# [Objective]
Copy each line of the listing below exactly.

# [Input material]
════

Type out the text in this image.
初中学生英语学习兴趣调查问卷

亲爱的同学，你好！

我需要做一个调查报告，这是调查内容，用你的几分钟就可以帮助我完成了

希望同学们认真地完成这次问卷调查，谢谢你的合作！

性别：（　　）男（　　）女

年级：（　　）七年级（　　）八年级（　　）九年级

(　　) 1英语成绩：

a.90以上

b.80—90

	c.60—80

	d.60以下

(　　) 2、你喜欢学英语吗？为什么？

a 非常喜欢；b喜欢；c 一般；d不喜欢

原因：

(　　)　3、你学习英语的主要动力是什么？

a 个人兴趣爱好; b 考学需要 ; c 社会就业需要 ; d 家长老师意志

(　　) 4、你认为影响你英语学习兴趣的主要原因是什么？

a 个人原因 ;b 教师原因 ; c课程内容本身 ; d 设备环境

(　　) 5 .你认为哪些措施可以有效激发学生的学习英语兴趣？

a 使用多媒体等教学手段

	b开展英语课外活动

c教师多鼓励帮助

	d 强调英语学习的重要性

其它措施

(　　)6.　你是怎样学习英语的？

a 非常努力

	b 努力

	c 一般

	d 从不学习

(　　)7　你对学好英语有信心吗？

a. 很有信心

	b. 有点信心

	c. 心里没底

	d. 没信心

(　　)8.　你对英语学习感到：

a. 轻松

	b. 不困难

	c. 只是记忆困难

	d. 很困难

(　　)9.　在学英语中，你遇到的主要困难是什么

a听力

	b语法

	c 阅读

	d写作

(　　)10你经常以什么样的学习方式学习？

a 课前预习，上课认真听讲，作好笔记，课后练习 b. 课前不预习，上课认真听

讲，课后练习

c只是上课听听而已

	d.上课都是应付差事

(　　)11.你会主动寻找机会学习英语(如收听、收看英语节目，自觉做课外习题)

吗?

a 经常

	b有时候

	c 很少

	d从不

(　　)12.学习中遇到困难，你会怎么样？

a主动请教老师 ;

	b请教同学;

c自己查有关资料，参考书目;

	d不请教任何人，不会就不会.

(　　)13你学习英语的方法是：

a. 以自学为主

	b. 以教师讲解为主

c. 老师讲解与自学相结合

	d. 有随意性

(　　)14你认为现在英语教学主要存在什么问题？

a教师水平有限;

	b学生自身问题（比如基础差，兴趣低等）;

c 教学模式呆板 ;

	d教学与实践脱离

════

# [Finished answer]
Type out the text in this image.
初中学生英语学习兴趣调查问卷

亲爱的同学，你好！

我需要做一个调查报告，这是调查内容，用你的几分钟就可以帮助我完成了

希望同学们认真地完成这次问卷调查，谢谢你的合作！

性别：（　　）男（　　）女

年级：（　　）七年级（　　）八年级（　　）九年级

(　　) 1英语成绩：

a.90以上

b.80—90

	c.60—80

	d.60以下

(　　) 2、你喜欢学英语吗？为什么？

a 非常喜欢；b喜欢；c 一般；d不喜欢

原因：

(　　)　3、你学习英语的主要动力是什么？

a 个人兴趣爱好; b 考学需要 ; c 社会就业需要 ; d 家长老师意志

(　　) 4、你认为影响你英语学习兴趣的主要原因是什么？

a 个人原因 ;b 教师原因 ; c课程内容本身 ; d 设备环境

(　　) 5 .你认为哪些措施可以有效激发学生的学习英语兴趣？

a 使用多媒体等教学手段

	b开展英语课外活动

c教师多鼓励帮助

	d 强调英语学习的重要性

其它措施

(　　)6.　你是怎样学习英语的？

a 非常努力

	b 努力

	c 一般

	d 从不学习

(　　)7　你对学好英语有信心吗？

a. 很有信心

	b. 有点信心

	c. 心里没底

	d. 没信心

(　　)8.　你对英语学习感到：

a. 轻松

	b. 不困难

	c. 只是记忆困难

	d. 很困难

(　　)9.　在学英语中，你遇到的主要困难是什么

a听力

	b语法

	c 阅读

	d写作

(　　)10你经常以什么样的学习方式学习？

a 课前预习，上课认真听讲，作好笔记，课后练习 b. 课前不预习，上课认真听

讲，课后练习

c只是上课听听而已

	d.上课都是应付差事

(　　)11.你会主动寻找机会学习英语(如收听、收看英语节目，自觉做课外习题)

吗?

a 经常

	b有时候

	c 很少

	d从不

(　　)12.学习中遇到困难，你会怎么样？

a主动请教老师 ;

	b请教同学;

c自己查有关资料，参考书目;

	d不请教任何人，不会就不会.

(　　)13你学习英语的方法是：

a. 以自学为主

	b. 以教师讲解为主

c. 老师讲解与自学相结合

	d. 有随意性

(　　)14你认为现在英语教学主要存在什么问题？

a教师水平有限;

	b学生自身问题（比如基础差，兴趣低等）;

c 教学模式呆板 ;

	d教学与实践脱离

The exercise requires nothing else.